TASK DIRECTIONS: Scan the lines below for the word "Received". Copy each line you find it in.

GIVEN INFORMATION:

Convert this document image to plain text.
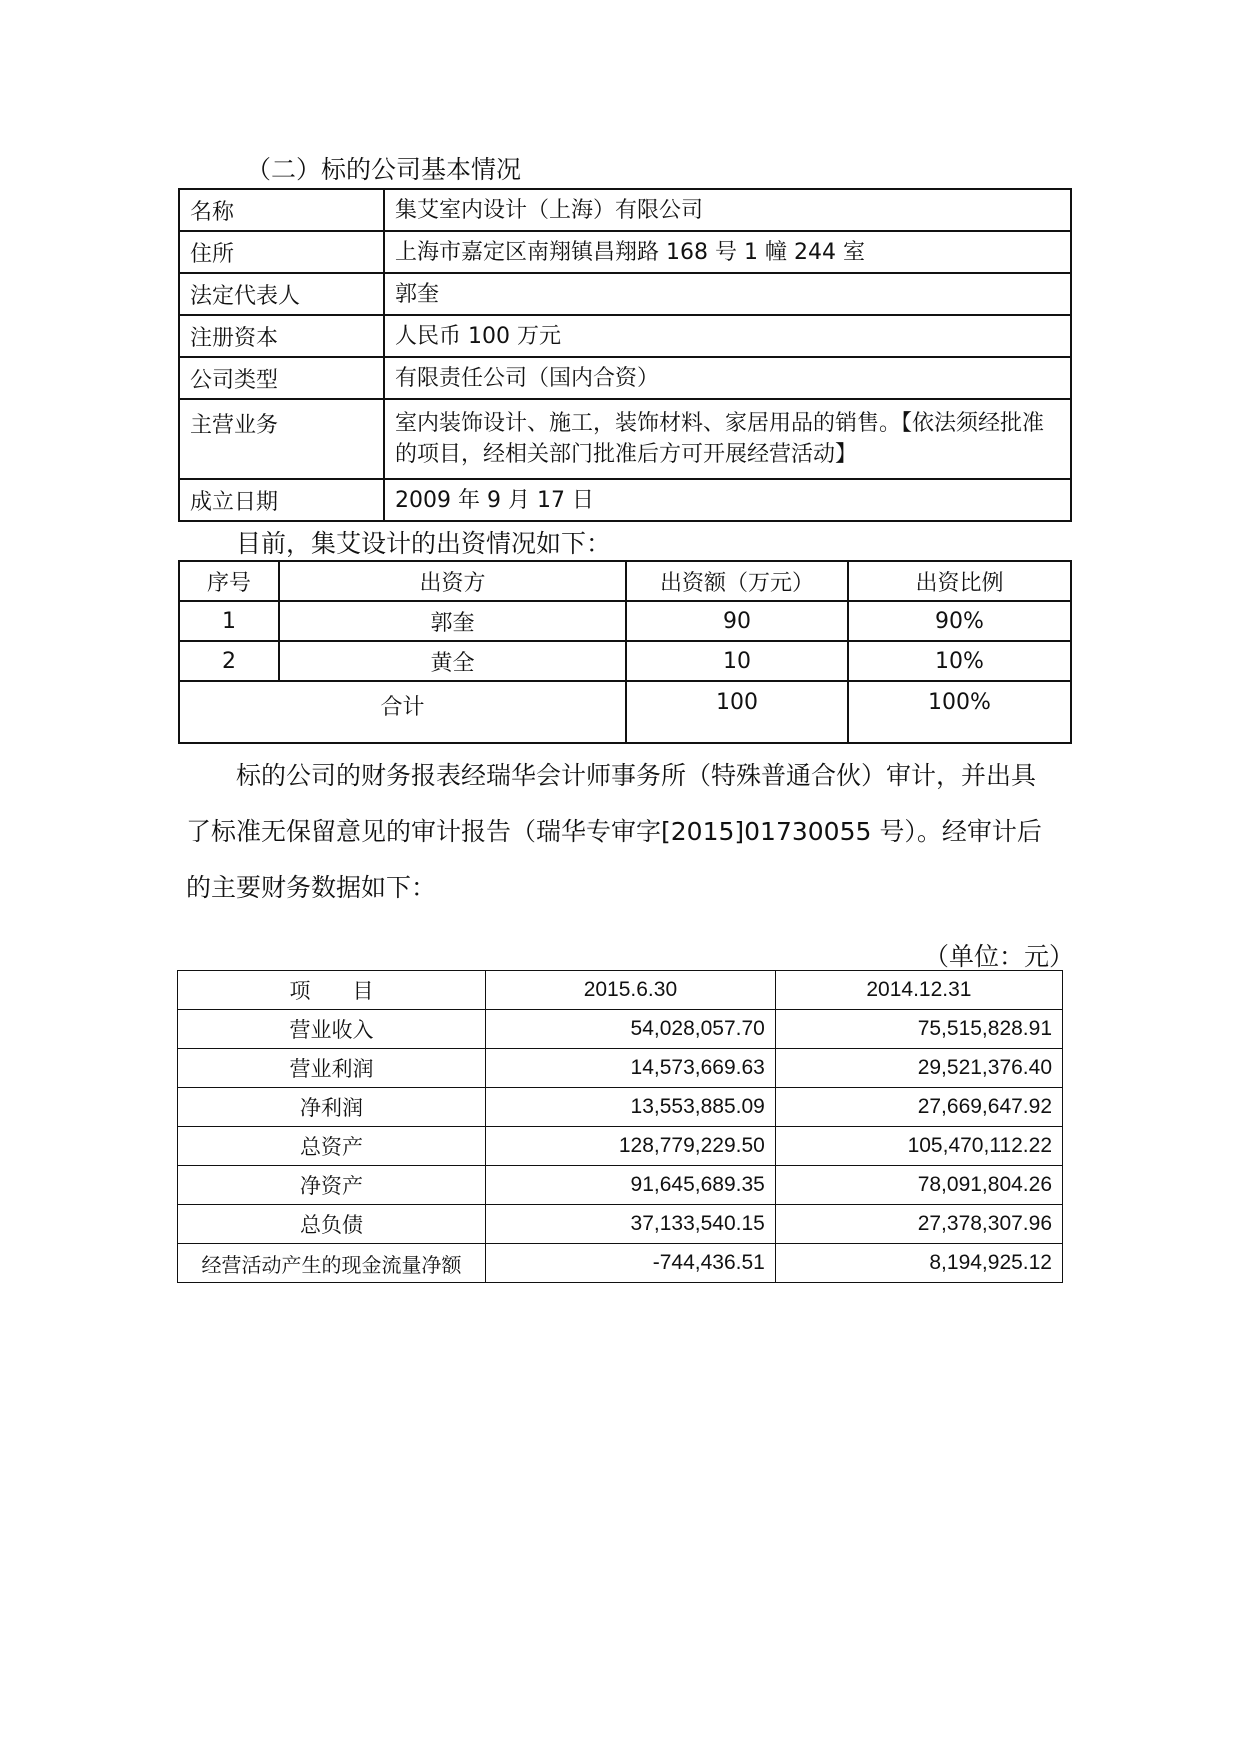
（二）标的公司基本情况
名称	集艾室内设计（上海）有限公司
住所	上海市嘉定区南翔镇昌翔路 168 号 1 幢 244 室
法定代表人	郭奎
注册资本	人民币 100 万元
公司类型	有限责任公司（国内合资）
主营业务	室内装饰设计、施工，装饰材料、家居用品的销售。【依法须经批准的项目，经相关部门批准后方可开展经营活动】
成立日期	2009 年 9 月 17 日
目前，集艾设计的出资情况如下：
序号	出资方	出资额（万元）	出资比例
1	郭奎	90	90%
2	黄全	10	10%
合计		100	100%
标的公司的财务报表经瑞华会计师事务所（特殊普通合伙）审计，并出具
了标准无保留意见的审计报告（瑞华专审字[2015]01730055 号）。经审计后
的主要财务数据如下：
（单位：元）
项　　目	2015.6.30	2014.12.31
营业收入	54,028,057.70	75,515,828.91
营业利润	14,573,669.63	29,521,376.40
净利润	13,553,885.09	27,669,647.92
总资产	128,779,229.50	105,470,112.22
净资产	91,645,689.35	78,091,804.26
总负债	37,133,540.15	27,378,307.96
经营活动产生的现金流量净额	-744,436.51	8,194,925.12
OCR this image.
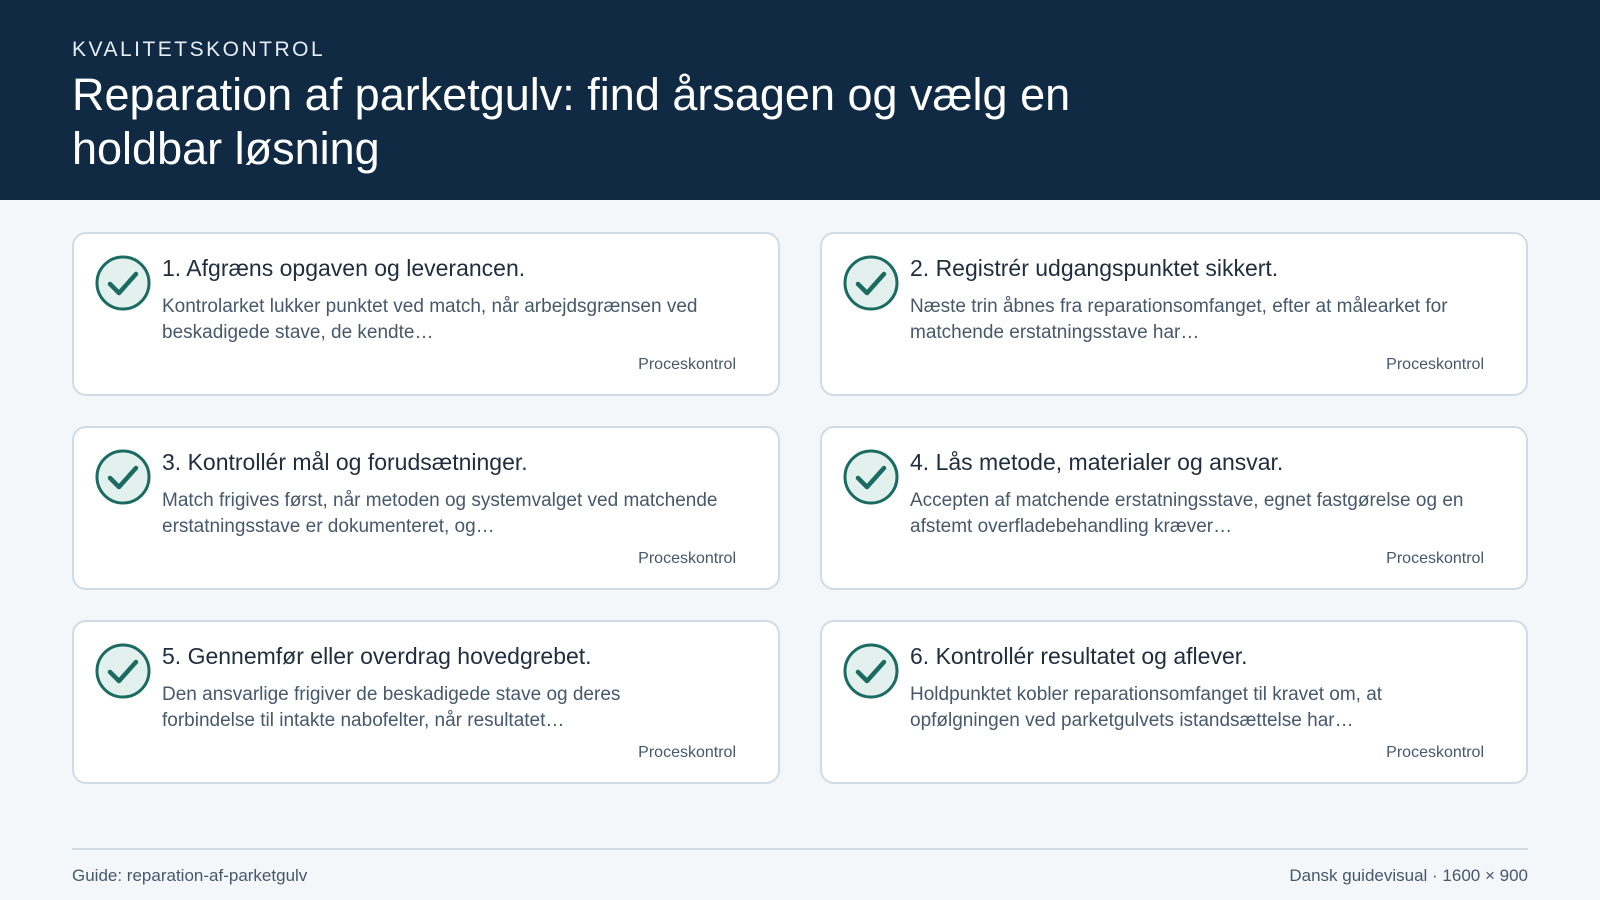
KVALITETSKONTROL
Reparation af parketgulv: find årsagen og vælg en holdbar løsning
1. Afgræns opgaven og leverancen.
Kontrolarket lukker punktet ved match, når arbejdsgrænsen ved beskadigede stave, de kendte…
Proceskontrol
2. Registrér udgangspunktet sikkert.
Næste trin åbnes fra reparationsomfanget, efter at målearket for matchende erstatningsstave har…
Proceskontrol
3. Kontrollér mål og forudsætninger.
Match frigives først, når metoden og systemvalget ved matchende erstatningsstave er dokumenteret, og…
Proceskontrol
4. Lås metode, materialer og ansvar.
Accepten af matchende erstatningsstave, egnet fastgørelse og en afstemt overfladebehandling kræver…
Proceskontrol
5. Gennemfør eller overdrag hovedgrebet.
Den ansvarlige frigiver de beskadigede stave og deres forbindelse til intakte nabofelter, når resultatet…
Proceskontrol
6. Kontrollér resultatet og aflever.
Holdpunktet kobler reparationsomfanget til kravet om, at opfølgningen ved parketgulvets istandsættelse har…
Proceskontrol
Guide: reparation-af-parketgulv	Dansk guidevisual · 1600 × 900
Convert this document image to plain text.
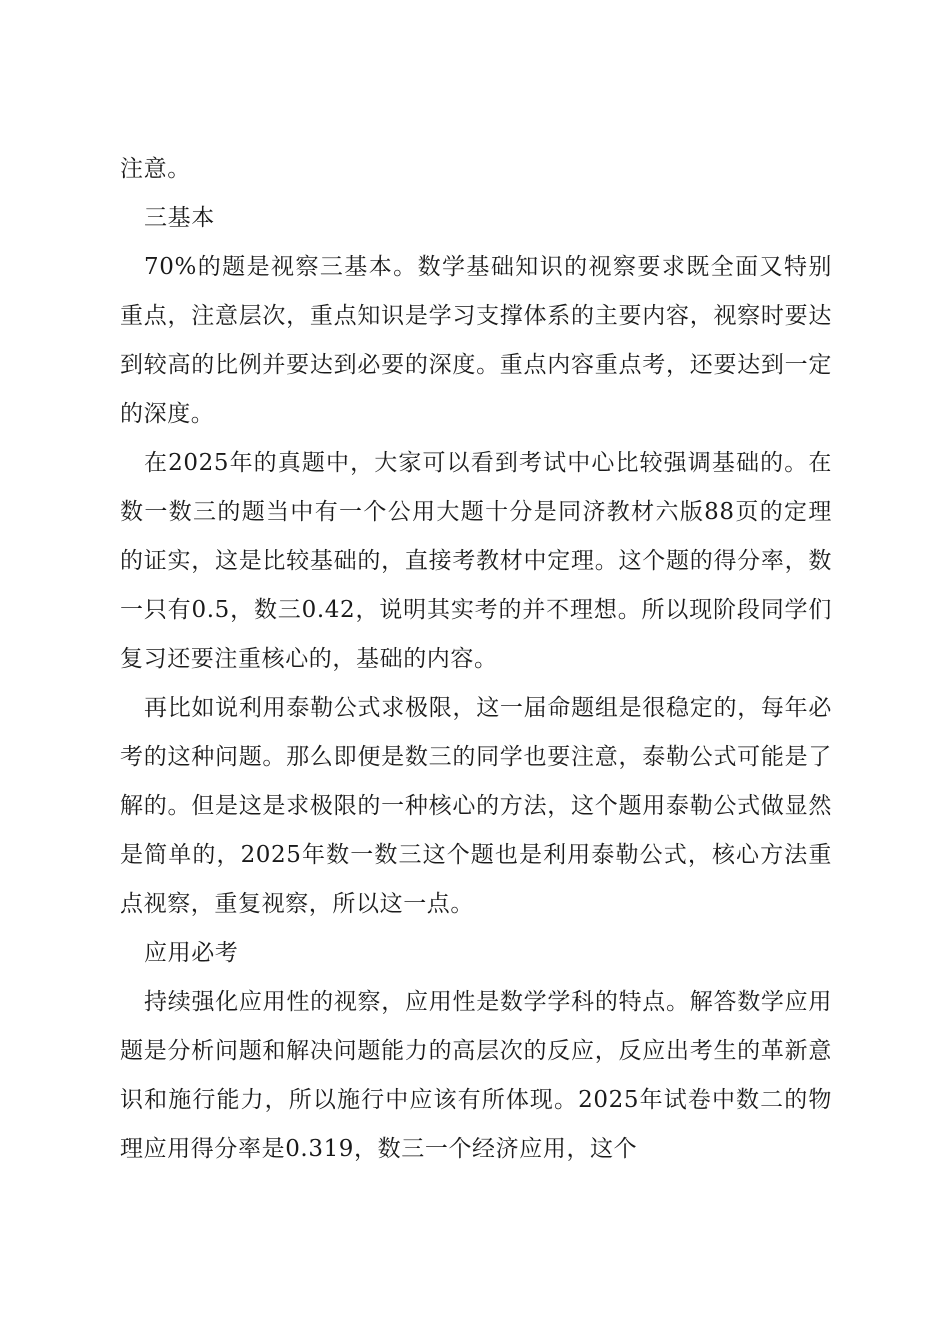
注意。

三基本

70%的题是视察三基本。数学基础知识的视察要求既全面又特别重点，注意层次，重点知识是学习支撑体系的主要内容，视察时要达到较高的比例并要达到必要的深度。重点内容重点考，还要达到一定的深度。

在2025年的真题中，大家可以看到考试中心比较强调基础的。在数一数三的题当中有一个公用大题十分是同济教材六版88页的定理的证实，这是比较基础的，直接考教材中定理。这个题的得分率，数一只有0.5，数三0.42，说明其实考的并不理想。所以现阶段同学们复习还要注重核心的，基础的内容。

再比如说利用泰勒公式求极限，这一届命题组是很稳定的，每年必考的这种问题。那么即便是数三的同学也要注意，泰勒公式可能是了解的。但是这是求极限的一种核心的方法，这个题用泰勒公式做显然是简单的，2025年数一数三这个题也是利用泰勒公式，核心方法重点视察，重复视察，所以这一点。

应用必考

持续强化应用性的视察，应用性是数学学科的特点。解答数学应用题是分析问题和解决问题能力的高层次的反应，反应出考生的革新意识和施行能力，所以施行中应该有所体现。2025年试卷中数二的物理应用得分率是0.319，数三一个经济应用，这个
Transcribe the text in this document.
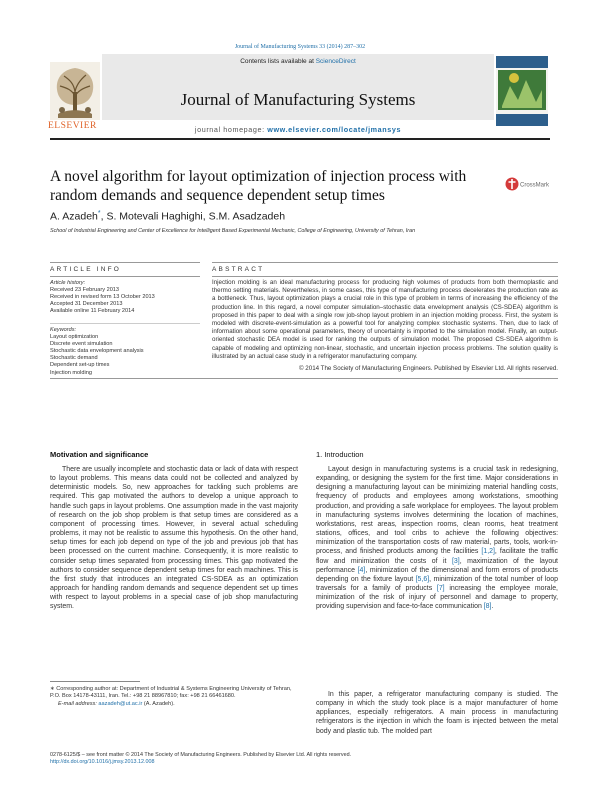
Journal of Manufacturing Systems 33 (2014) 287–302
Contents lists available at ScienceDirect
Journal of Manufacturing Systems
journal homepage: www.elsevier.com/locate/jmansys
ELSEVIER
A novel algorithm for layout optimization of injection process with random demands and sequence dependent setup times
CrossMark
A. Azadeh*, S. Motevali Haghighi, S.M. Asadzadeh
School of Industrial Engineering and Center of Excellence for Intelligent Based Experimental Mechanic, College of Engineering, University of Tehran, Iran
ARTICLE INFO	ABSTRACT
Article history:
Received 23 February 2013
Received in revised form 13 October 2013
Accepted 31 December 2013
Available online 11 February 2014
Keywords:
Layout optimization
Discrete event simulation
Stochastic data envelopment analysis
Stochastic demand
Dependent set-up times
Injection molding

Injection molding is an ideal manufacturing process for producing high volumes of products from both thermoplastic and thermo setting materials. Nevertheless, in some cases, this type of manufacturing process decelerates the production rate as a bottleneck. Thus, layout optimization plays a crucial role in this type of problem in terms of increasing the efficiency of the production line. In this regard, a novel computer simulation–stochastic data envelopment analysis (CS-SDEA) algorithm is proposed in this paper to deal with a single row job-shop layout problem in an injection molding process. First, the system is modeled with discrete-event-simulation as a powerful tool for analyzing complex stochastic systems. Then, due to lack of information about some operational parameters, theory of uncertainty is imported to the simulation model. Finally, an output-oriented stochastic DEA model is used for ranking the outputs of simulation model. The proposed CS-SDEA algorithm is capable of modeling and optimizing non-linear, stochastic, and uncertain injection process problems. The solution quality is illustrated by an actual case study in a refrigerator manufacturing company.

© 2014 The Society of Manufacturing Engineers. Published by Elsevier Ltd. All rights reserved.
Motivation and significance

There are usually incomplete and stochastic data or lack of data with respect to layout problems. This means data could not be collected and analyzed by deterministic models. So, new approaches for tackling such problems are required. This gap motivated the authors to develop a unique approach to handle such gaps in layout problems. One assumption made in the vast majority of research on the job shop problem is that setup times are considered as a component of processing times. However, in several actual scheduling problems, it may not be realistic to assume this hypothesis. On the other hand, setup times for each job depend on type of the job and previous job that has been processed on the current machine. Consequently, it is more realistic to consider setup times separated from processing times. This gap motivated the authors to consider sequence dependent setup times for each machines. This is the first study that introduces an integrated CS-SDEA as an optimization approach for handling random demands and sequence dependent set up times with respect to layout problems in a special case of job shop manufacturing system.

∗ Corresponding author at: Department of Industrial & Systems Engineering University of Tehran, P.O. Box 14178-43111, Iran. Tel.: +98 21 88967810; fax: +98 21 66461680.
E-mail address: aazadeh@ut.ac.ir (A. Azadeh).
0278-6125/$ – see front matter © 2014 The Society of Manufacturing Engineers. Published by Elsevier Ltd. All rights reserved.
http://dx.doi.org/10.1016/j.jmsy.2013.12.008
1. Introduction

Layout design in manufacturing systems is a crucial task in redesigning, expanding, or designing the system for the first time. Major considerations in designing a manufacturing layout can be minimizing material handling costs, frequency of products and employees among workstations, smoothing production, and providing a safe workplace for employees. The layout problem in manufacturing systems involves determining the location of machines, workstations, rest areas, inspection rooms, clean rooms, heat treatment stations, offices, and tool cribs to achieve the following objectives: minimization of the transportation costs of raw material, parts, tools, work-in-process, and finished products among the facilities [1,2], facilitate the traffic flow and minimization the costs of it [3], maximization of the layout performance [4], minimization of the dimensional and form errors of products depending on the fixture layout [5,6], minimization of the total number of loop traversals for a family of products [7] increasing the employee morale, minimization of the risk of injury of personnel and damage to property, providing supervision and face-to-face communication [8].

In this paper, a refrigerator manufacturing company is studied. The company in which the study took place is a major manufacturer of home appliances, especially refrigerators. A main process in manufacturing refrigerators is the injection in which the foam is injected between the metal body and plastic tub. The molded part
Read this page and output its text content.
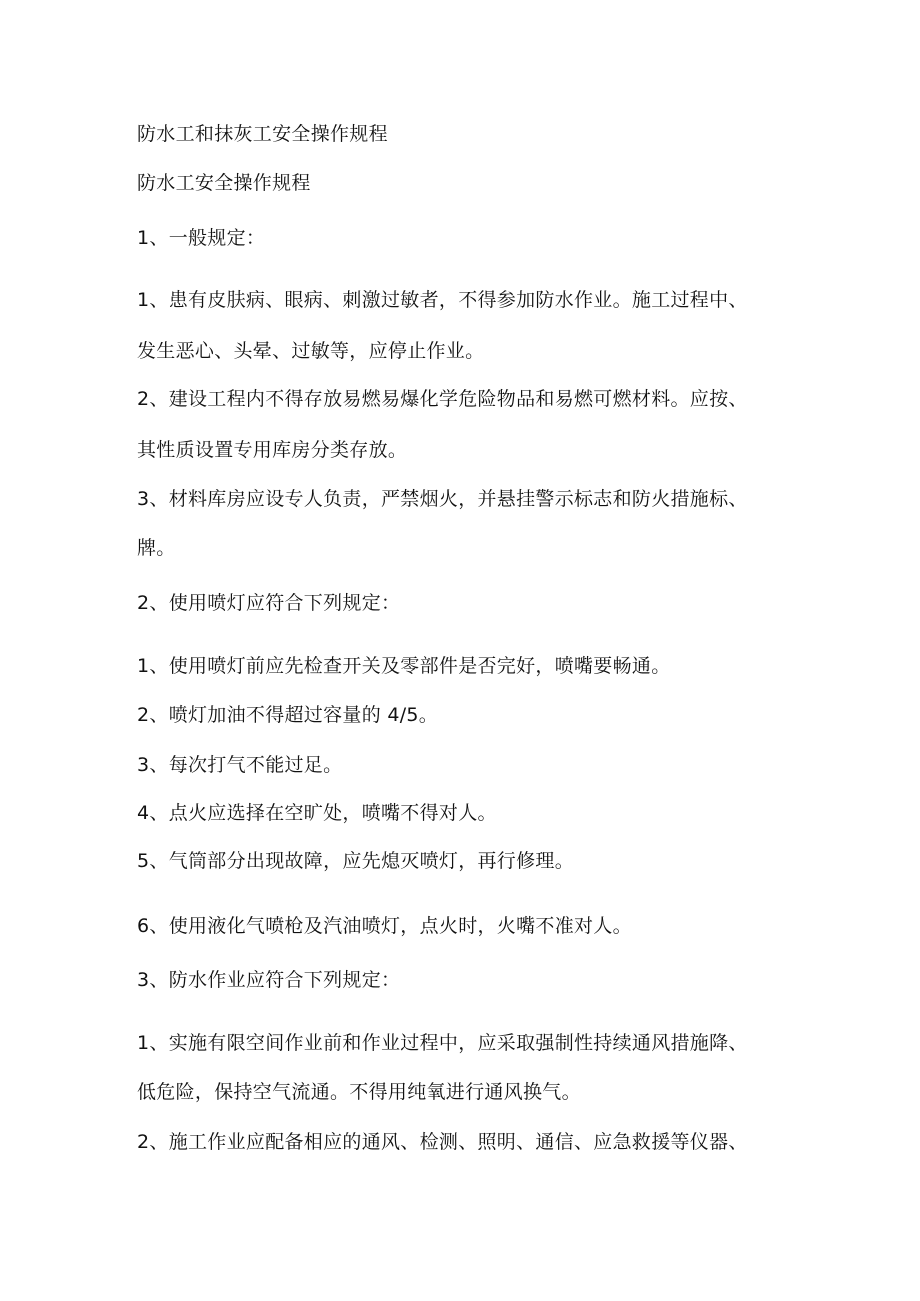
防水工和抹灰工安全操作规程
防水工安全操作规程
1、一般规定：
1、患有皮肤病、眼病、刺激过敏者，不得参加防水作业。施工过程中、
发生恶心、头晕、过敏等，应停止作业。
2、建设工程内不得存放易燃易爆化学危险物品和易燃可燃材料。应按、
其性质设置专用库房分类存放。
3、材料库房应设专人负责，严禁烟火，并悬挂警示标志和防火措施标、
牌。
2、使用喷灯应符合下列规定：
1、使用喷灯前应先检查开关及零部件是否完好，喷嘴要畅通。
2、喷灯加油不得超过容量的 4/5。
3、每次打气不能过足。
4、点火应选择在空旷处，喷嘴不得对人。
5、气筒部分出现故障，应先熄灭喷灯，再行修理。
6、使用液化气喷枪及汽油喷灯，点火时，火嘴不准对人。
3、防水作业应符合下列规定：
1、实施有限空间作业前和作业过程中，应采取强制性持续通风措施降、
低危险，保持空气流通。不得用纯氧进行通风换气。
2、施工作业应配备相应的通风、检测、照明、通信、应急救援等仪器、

WRITTEN SOLUTION:
Received 23 February 2013
Received in revised form 13 October 2013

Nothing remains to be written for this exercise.